Repeat the listing in full, preserving every character.

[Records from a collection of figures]
--- Begin ---
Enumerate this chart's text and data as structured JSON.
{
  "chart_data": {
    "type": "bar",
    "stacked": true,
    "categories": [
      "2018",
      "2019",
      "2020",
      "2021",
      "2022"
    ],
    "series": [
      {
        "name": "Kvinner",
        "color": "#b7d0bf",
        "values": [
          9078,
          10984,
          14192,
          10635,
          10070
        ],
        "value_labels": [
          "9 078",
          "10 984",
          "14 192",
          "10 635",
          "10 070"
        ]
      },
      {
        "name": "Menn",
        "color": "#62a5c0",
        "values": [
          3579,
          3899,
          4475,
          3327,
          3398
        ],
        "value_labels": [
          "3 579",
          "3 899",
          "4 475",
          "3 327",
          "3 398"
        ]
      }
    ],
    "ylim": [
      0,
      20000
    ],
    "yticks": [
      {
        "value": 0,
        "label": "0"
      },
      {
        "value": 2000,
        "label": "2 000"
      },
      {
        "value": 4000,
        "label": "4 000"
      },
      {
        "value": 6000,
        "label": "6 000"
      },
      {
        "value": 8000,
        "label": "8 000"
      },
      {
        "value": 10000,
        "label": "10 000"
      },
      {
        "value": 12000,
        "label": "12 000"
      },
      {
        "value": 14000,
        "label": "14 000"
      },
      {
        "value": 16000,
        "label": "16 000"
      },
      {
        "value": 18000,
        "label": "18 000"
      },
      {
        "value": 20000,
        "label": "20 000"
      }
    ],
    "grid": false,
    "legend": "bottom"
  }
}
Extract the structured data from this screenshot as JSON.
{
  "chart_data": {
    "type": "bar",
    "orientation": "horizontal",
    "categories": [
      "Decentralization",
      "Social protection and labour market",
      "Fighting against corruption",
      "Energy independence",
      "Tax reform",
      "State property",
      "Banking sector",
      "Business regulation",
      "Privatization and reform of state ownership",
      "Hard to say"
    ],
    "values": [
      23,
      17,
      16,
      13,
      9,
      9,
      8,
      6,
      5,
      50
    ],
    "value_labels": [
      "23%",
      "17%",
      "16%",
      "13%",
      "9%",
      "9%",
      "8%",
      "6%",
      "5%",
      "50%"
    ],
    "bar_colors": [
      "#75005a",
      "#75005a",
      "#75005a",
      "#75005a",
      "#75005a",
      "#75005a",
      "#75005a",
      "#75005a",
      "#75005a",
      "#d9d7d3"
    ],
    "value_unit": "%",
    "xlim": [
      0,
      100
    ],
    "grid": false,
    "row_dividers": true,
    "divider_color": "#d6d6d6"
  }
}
--- End ---
(SOLUTION FOR THIS TASK)
Enumerate this chart's text and data as structured JSON.
{
  "chart_data": {
    "type": "bar",
    "stacked": true,
    "categories": [
      "2018",
      "2019",
      "2020",
      "2021",
      "2022"
    ],
    "series": [
      {
        "name": "Kvinner",
        "color": "#b7d0bf",
        "values": [
          9078,
          10984,
          14192,
          10635,
          10070
        ],
        "value_labels": [
          "9 078",
          "10 984",
          "14 192",
          "10 635",
          "10 070"
        ]
      },
      {
        "name": "Menn",
        "color": "#62a5c0",
        "values": [
          3579,
          3899,
          4475,
          3327,
          3398
        ],
        "value_labels": [
          "3 579",
          "3 899",
          "4 475",
          "3 327",
          "3 398"
        ]
      }
    ],
    "ylim": [
      0,
      20000
    ],
    "yticks": [
      {
        "value": 0,
        "label": "0"
      },
      {
        "value": 2000,
        "label": "2 000"
      },
      {
        "value": 4000,
        "label": "4 000"
      },
      {
        "value": 6000,
        "label": "6 000"
      },
      {
        "value": 8000,
        "label": "8 000"
      },
      {
        "value": 10000,
        "label": "10 000"
      },
      {
        "value": 12000,
        "label": "12 000"
      },
      {
        "value": 14000,
        "label": "14 000"
      },
      {
        "value": 16000,
        "label": "16 000"
      },
      {
        "value": 18000,
        "label": "18 000"
      },
      {
        "value": 20000,
        "label": "20 000"
      }
    ],
    "grid": false,
    "legend": "bottom"
  }
}
Extract the structured data from this screenshot as JSON.
{
  "chart_data": {
    "type": "bar",
    "orientation": "horizontal",
    "categories": [
      "Decentralization",
      "Social protection and labour market",
      "Fighting against corruption",
      "Energy independence",
      "Tax reform",
      "State property",
      "Banking sector",
      "Business regulation",
      "Privatization and reform of state ownership",
      "Hard to say"
    ],
    "values": [
      23,
      17,
      16,
      13,
      9,
      9,
      8,
      6,
      5,
      50
    ],
    "value_labels": [
      "23%",
      "17%",
      "16%",
      "13%",
      "9%",
      "9%",
      "8%",
      "6%",
      "5%",
      "50%"
    ],
    "bar_colors": [
      "#75005a",
      "#75005a",
      "#75005a",
      "#75005a",
      "#75005a",
      "#75005a",
      "#75005a",
      "#75005a",
      "#75005a",
      "#d9d7d3"
    ],
    "value_unit": "%",
    "xlim": [
      0,
      100
    ],
    "grid": false,
    "row_dividers": true,
    "divider_color": "#d6d6d6"
  }
}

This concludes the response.